THE PROBLEM:
Return the listing below verbatim. Pictures do not belong in the copy.

--- EXTRACTED ENTRIES ---

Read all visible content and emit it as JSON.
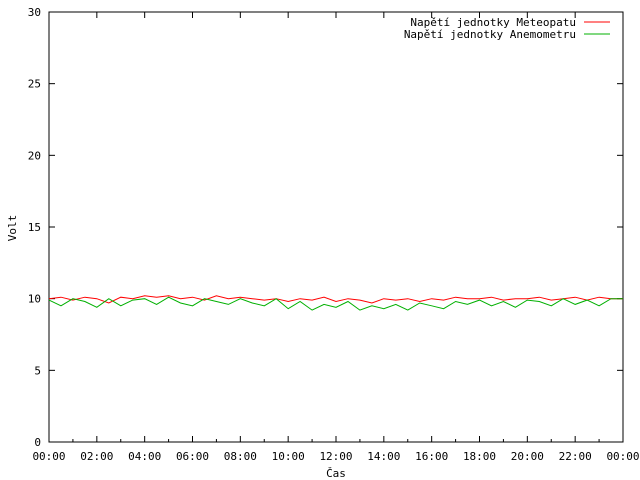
{
  "chart_data": {
    "type": "line",
    "xlabel": "Čas",
    "ylabel": "Volt",
    "xlim": [
      "00:00",
      "24:00"
    ],
    "ylim": [
      0,
      30
    ],
    "yticks": [
      0,
      5,
      10,
      15,
      20,
      25,
      30
    ],
    "xtick_labels": [
      "00:00",
      "02:00",
      "04:00",
      "06:00",
      "08:00",
      "10:00",
      "12:00",
      "14:00",
      "16:00",
      "18:00",
      "20:00",
      "22:00",
      "00:00"
    ],
    "grid": false,
    "legend_position": "top-right",
    "series": [
      {
        "name": "Napětí jednotky Meteopatu",
        "color": "#ff0000",
        "x_hours": [
          0,
          0.5,
          1,
          1.5,
          2,
          2.5,
          3,
          3.5,
          4,
          4.5,
          5,
          5.5,
          6,
          6.5,
          7,
          7.5,
          8,
          8.5,
          9,
          9.5,
          10,
          10.5,
          11,
          11.5,
          12,
          12.5,
          13,
          13.5,
          14,
          14.5,
          15,
          15.5,
          16,
          16.5,
          17,
          17.5,
          18,
          18.5,
          19,
          19.5,
          20,
          20.5,
          21,
          21.5,
          22,
          22.5,
          23,
          23.5,
          24
        ],
        "values": [
          10.0,
          10.1,
          9.9,
          10.1,
          10.0,
          9.7,
          10.1,
          10.0,
          10.2,
          10.1,
          10.2,
          10.0,
          10.1,
          9.9,
          10.2,
          10.0,
          10.1,
          10.0,
          9.9,
          10.0,
          9.8,
          10.0,
          9.9,
          10.1,
          9.8,
          10.0,
          9.9,
          9.7,
          10.0,
          9.9,
          10.0,
          9.8,
          10.0,
          9.9,
          10.1,
          10.0,
          10.0,
          10.1,
          9.9,
          10.0,
          10.0,
          10.1,
          9.9,
          10.0,
          10.1,
          9.9,
          10.1,
          10.0,
          10.0
        ]
      },
      {
        "name": "Napětí jednotky Anemometru",
        "color": "#00b000",
        "x_hours": [
          0,
          0.5,
          1,
          1.5,
          2,
          2.5,
          3,
          3.5,
          4,
          4.5,
          5,
          5.5,
          6,
          6.5,
          7,
          7.5,
          8,
          8.5,
          9,
          9.5,
          10,
          10.5,
          11,
          11.5,
          12,
          12.5,
          13,
          13.5,
          14,
          14.5,
          15,
          15.5,
          16,
          16.5,
          17,
          17.5,
          18,
          18.5,
          19,
          19.5,
          20,
          20.5,
          21,
          21.5,
          22,
          22.5,
          23,
          23.5,
          24
        ],
        "values": [
          9.9,
          9.5,
          10.0,
          9.8,
          9.4,
          10.0,
          9.5,
          9.9,
          10.0,
          9.6,
          10.1,
          9.7,
          9.5,
          10.0,
          9.8,
          9.6,
          10.0,
          9.7,
          9.5,
          10.0,
          9.3,
          9.8,
          9.2,
          9.6,
          9.4,
          9.8,
          9.2,
          9.5,
          9.3,
          9.6,
          9.2,
          9.7,
          9.5,
          9.3,
          9.8,
          9.6,
          9.9,
          9.5,
          9.8,
          9.4,
          9.9,
          9.8,
          9.5,
          10.0,
          9.6,
          9.9,
          9.5,
          10.0,
          10.0
        ]
      }
    ]
  }
}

---

SOLUTION TO THIS TASK:
Read all visible content and emit it as JSON.
{
  "chart_data": {
    "type": "line",
    "xlabel": "Čas",
    "ylabel": "Volt",
    "xlim": [
      "00:00",
      "24:00"
    ],
    "ylim": [
      0,
      30
    ],
    "yticks": [
      0,
      5,
      10,
      15,
      20,
      25,
      30
    ],
    "xtick_labels": [
      "00:00",
      "02:00",
      "04:00",
      "06:00",
      "08:00",
      "10:00",
      "12:00",
      "14:00",
      "16:00",
      "18:00",
      "20:00",
      "22:00",
      "00:00"
    ],
    "grid": false,
    "legend_position": "top-right",
    "series": [
      {
        "name": "Napětí jednotky Meteopatu",
        "color": "#ff0000",
        "x_hours": [
          0,
          0.5,
          1,
          1.5,
          2,
          2.5,
          3,
          3.5,
          4,
          4.5,
          5,
          5.5,
          6,
          6.5,
          7,
          7.5,
          8,
          8.5,
          9,
          9.5,
          10,
          10.5,
          11,
          11.5,
          12,
          12.5,
          13,
          13.5,
          14,
          14.5,
          15,
          15.5,
          16,
          16.5,
          17,
          17.5,
          18,
          18.5,
          19,
          19.5,
          20,
          20.5,
          21,
          21.5,
          22,
          22.5,
          23,
          23.5,
          24
        ],
        "values": [
          10.0,
          10.1,
          9.9,
          10.1,
          10.0,
          9.7,
          10.1,
          10.0,
          10.2,
          10.1,
          10.2,
          10.0,
          10.1,
          9.9,
          10.2,
          10.0,
          10.1,
          10.0,
          9.9,
          10.0,
          9.8,
          10.0,
          9.9,
          10.1,
          9.8,
          10.0,
          9.9,
          9.7,
          10.0,
          9.9,
          10.0,
          9.8,
          10.0,
          9.9,
          10.1,
          10.0,
          10.0,
          10.1,
          9.9,
          10.0,
          10.0,
          10.1,
          9.9,
          10.0,
          10.1,
          9.9,
          10.1,
          10.0,
          10.0
        ]
      },
      {
        "name": "Napětí jednotky Anemometru",
        "color": "#00b000",
        "x_hours": [
          0,
          0.5,
          1,
          1.5,
          2,
          2.5,
          3,
          3.5,
          4,
          4.5,
          5,
          5.5,
          6,
          6.5,
          7,
          7.5,
          8,
          8.5,
          9,
          9.5,
          10,
          10.5,
          11,
          11.5,
          12,
          12.5,
          13,
          13.5,
          14,
          14.5,
          15,
          15.5,
          16,
          16.5,
          17,
          17.5,
          18,
          18.5,
          19,
          19.5,
          20,
          20.5,
          21,
          21.5,
          22,
          22.5,
          23,
          23.5,
          24
        ],
        "values": [
          9.9,
          9.5,
          10.0,
          9.8,
          9.4,
          10.0,
          9.5,
          9.9,
          10.0,
          9.6,
          10.1,
          9.7,
          9.5,
          10.0,
          9.8,
          9.6,
          10.0,
          9.7,
          9.5,
          10.0,
          9.3,
          9.8,
          9.2,
          9.6,
          9.4,
          9.8,
          9.2,
          9.5,
          9.3,
          9.6,
          9.2,
          9.7,
          9.5,
          9.3,
          9.8,
          9.6,
          9.9,
          9.5,
          9.8,
          9.4,
          9.9,
          9.8,
          9.5,
          10.0,
          9.6,
          9.9,
          9.5,
          10.0,
          10.0
        ]
      }
    ]
  }
}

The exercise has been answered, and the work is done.